**Task details:**
Within the data that follows, tally every line containing "Energy". Provide only the tally.
>>>
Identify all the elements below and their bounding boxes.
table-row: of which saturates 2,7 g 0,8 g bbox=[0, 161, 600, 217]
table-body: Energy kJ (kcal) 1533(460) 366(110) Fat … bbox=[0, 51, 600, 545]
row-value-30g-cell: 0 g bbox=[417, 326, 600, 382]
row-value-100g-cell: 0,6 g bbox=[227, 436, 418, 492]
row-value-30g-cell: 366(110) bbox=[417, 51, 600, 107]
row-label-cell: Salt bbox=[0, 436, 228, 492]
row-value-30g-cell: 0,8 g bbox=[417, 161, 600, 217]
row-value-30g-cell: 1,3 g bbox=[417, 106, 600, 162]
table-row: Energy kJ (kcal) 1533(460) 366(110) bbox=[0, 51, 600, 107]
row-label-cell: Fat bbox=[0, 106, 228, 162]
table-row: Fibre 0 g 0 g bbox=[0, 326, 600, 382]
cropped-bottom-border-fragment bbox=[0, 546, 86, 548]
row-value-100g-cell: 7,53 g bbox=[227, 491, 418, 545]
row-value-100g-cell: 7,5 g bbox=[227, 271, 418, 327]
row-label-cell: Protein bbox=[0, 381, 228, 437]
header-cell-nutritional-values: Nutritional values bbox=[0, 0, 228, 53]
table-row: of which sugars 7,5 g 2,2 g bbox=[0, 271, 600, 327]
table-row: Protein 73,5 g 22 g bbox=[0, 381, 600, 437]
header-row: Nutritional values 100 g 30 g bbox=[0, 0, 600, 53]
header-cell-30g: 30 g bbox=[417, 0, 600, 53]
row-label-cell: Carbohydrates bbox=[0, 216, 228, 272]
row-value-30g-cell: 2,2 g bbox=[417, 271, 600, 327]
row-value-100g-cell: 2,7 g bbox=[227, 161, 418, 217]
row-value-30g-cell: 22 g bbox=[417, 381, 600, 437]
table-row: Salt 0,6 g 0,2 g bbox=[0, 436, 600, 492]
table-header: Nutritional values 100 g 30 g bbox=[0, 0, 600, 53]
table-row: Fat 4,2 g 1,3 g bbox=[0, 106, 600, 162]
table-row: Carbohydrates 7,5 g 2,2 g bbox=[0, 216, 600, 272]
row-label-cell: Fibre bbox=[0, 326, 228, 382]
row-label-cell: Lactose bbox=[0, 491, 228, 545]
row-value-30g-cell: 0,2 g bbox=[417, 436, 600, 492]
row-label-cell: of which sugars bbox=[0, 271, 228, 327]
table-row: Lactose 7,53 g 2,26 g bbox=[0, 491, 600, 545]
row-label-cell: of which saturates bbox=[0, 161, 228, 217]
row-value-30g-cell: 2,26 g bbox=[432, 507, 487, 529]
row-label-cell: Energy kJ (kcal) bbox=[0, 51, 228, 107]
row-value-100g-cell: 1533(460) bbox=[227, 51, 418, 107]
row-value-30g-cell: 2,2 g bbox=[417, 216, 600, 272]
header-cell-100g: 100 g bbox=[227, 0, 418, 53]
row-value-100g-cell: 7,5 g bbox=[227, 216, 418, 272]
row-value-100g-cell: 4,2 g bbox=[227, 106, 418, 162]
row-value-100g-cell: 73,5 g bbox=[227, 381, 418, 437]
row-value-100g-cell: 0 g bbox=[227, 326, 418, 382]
<<<
**Output of the task:**
3